◆ **WHAT THE EXERCISE ASKS**
Your reply should be one number: the count of lines holding the word "MeSH".
***** ENTRIES SUPPLIED
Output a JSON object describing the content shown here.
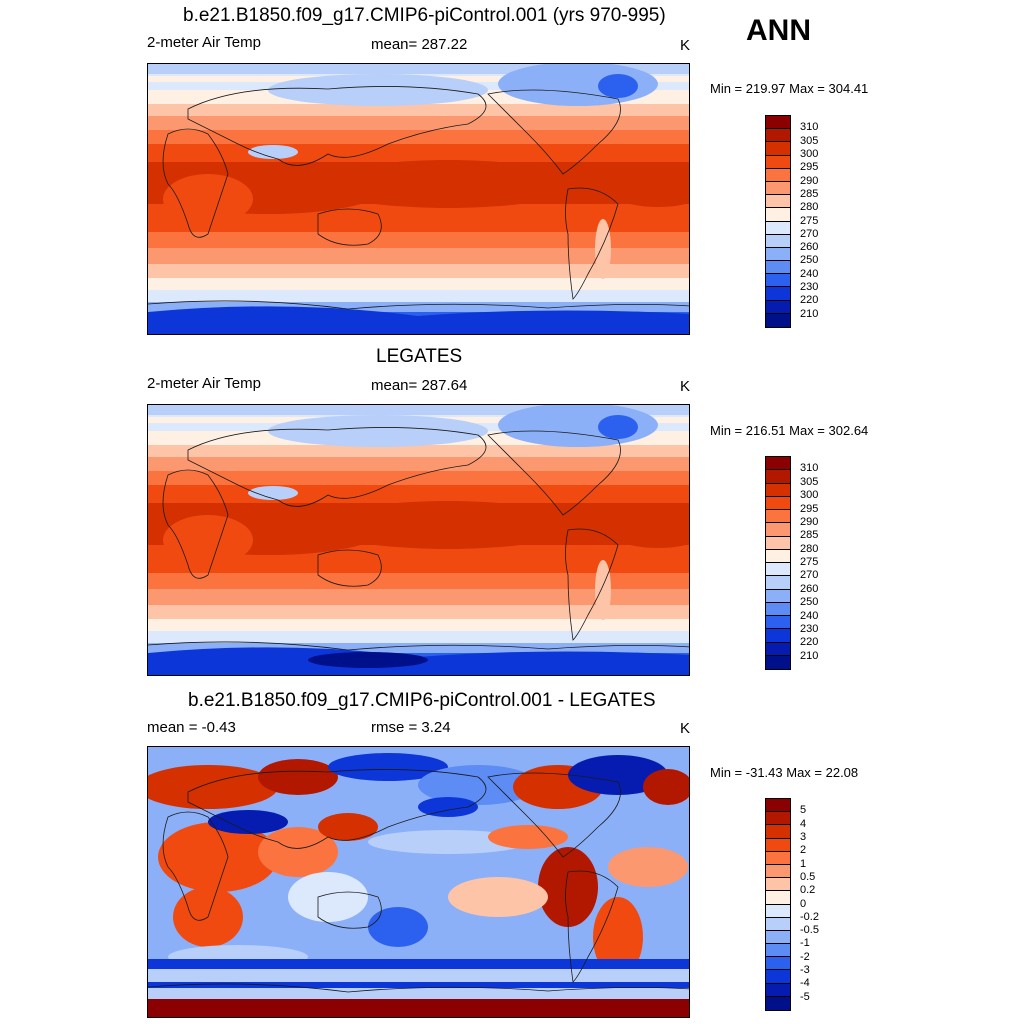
{
  "season": "ANN",
  "panels": [
    {
      "title": "b.e21.B1850.f09_g17.CMIP6-piControl.001 (yrs 970-995)",
      "left_text": "2-meter Air Temp",
      "center_text": "mean= 287.22",
      "units": "K",
      "minmax": "Min = 219.97 Max = 304.41",
      "kind": "field"
    },
    {
      "title": "LEGATES",
      "left_text": "2-meter Air Temp",
      "center_text": "mean= 287.64",
      "units": "K",
      "minmax": "Min = 216.51 Max = 302.64",
      "kind": "field"
    },
    {
      "title": "b.e21.B1850.f09_g17.CMIP6-piControl.001 - LEGATES",
      "left_text": "mean =  -0.43",
      "center_text": "rmse =   3.24",
      "units": "K",
      "minmax": "Min = -31.43 Max =  22.08",
      "kind": "diff"
    }
  ],
  "colorbars": {
    "field": {
      "labels": [
        "310",
        "305",
        "300",
        "295",
        "290",
        "285",
        "280",
        "275",
        "270",
        "260",
        "250",
        "240",
        "230",
        "220",
        "210"
      ],
      "colors": [
        "#8b0000",
        "#b21800",
        "#d43000",
        "#f04a10",
        "#fb7440",
        "#fc9870",
        "#fdc4a8",
        "#fff0e4",
        "#dce8fb",
        "#b8cffa",
        "#8cb0f8",
        "#5c8cf4",
        "#2c60ee",
        "#0c36d8",
        "#061cb0",
        "#00108a"
      ]
    },
    "diff": {
      "labels": [
        "5",
        "4",
        "3",
        "2",
        "1",
        "0.5",
        "0.2",
        "0",
        "-0.2",
        "-0.5",
        "-1",
        "-2",
        "-3",
        "-4",
        "-5"
      ],
      "colors": [
        "#8b0000",
        "#b21800",
        "#d43000",
        "#f04a10",
        "#fb7440",
        "#fc9870",
        "#fdc4a8",
        "#fff0e4",
        "#dce8fb",
        "#b8cffa",
        "#8cb0f8",
        "#5c8cf4",
        "#2c60ee",
        "#0c36d8",
        "#061cb0",
        "#00108a"
      ]
    }
  }
}
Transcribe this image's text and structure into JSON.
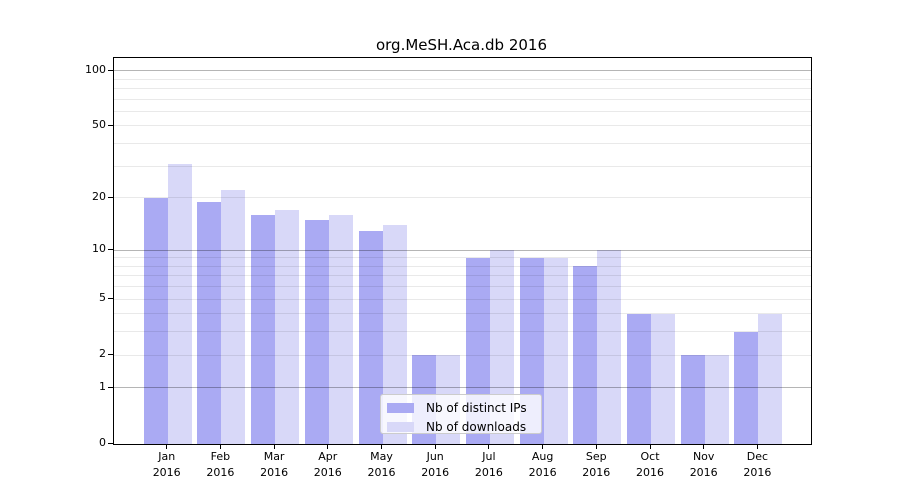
{
  "title": "org.MeSH.Aca.db 2016",
  "colors": {
    "bar_distinct_ips": "#aaaaf3",
    "bar_downloads": "#d8d8f8",
    "grid_major": "#b5b5b5",
    "grid_minor": "#e9e9e9",
    "frame": "#000000",
    "legend_border": "#cccccc",
    "background": "#ffffff"
  },
  "chart_data": {
    "type": "bar",
    "title": "org.MeSH.Aca.db 2016",
    "categories": [
      "Jan 2016",
      "Feb 2016",
      "Mar 2016",
      "Apr 2016",
      "May 2016",
      "Jun 2016",
      "Jul 2016",
      "Aug 2016",
      "Sep 2016",
      "Oct 2016",
      "Nov 2016",
      "Dec 2016"
    ],
    "month_labels": [
      "Jan",
      "Feb",
      "Mar",
      "Apr",
      "May",
      "Jun",
      "Jul",
      "Aug",
      "Sep",
      "Oct",
      "Nov",
      "Dec"
    ],
    "year_label": "2016",
    "series": [
      {
        "name": "Nb of distinct IPs",
        "color": "#aaaaf3",
        "values": [
          20,
          19,
          16,
          15,
          13,
          2,
          9,
          9,
          8,
          4,
          2,
          3
        ]
      },
      {
        "name": "Nb of downloads",
        "color": "#d8d8f8",
        "values": [
          31,
          22,
          17,
          16,
          14,
          2,
          10,
          9,
          10,
          4,
          2,
          4
        ]
      }
    ],
    "xlabel": "",
    "ylabel": "",
    "yscale": "log1p",
    "ylim": [
      0,
      117
    ],
    "y_tick_values": [
      0,
      1,
      2,
      5,
      10,
      20,
      50,
      100
    ],
    "major_gridlines": [
      1,
      10,
      100
    ],
    "minor_gridlines": [
      2,
      3,
      4,
      5,
      6,
      7,
      8,
      9,
      20,
      30,
      40,
      50,
      60,
      70,
      80,
      90
    ],
    "grid": "on",
    "legend_position": "bottom-center"
  }
}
**********
◆ **SOLUTION FOR THIS EXERCISE**
2